Dataset records:
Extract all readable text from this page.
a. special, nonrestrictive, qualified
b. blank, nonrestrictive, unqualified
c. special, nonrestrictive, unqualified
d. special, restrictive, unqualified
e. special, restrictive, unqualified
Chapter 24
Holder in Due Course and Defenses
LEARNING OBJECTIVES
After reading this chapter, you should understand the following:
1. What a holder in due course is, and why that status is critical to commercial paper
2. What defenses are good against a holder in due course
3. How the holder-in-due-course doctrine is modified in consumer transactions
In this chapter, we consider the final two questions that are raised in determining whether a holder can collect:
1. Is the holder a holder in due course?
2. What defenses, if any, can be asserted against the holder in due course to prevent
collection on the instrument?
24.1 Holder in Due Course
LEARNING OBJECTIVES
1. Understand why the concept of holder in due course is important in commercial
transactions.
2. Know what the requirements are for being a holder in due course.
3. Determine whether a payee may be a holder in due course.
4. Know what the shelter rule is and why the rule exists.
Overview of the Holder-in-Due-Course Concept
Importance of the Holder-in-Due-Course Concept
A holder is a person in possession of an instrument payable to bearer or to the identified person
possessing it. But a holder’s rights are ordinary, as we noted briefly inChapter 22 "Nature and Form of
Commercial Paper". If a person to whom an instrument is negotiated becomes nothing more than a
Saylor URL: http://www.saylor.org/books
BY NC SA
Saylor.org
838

*TASK BRIEF*
From the records above, extract every line exactly as it stands.

*RESULT BELOW*
Extract all readable text from this page.
a. special, nonrestrictive, qualified
b. blank, nonrestrictive, unqualified
c. special, nonrestrictive, unqualified
d. special, restrictive, unqualified
e. special, restrictive, unqualified
Chapter 24
Holder in Due Course and Defenses
LEARNING OBJECTIVES
After reading this chapter, you should understand the following:
1. What a holder in due course is, and why that status is critical to commercial paper
2. What defenses are good against a holder in due course
3. How the holder-in-due-course doctrine is modified in consumer transactions
In this chapter, we consider the final two questions that are raised in determining whether a holder can collect:
1. Is the holder a holder in due course?
2. What defenses, if any, can be asserted against the holder in due course to prevent
collection on the instrument?
24.1 Holder in Due Course
LEARNING OBJECTIVES
1. Understand why the concept of holder in due course is important in commercial
transactions.
2. Know what the requirements are for being a holder in due course.
3. Determine whether a payee may be a holder in due course.
4. Know what the shelter rule is and why the rule exists.
Overview of the Holder-in-Due-Course Concept
Importance of the Holder-in-Due-Course Concept
A holder is a person in possession of an instrument payable to bearer or to the identified person
possessing it. But a holder’s rights are ordinary, as we noted briefly inChapter 22 "Nature and Form of
Commercial Paper". If a person to whom an instrument is negotiated becomes nothing more than a
Saylor URL: http://www.saylor.org/books
BY NC SA
Saylor.org
838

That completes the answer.